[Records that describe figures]
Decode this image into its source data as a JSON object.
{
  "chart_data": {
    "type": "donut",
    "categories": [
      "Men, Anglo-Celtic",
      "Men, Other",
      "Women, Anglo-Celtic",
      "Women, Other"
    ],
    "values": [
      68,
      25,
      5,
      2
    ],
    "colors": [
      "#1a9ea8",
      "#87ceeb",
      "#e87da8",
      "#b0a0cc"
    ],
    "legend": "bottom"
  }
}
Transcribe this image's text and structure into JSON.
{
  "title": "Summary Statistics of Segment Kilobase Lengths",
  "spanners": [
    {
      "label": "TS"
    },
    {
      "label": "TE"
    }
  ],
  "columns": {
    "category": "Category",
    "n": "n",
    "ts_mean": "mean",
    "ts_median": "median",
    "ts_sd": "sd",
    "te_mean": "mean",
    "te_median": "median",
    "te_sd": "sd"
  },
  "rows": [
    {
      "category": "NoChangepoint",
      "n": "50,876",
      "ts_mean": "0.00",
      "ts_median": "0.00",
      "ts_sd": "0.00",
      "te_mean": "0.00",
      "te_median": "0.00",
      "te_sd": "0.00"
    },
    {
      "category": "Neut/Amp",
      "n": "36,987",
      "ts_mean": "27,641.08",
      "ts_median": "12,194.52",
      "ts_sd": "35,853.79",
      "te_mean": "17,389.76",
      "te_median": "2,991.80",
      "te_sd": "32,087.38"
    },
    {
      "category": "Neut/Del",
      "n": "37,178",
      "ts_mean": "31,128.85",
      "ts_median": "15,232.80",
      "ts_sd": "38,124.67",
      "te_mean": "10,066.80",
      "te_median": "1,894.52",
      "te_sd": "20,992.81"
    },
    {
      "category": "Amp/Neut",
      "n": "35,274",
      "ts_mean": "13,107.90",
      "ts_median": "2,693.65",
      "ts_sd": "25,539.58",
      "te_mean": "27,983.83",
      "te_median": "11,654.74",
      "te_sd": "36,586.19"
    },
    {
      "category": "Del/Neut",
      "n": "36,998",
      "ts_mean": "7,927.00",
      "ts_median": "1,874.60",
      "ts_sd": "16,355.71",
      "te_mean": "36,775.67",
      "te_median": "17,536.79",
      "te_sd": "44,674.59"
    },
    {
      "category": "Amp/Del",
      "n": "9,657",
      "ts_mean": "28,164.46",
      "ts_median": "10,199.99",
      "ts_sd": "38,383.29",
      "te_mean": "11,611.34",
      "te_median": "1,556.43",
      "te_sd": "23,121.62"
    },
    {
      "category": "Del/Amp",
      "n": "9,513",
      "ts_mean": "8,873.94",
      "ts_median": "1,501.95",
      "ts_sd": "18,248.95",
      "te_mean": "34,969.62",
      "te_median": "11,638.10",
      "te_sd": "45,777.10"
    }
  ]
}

● **CHALLENGE**
From the listing, copy each line containing the word "Celtic".

● **SOLUTION TO THIS PROBLEM**
      "Men, Anglo-Celtic",
      "Women, Anglo-Celtic",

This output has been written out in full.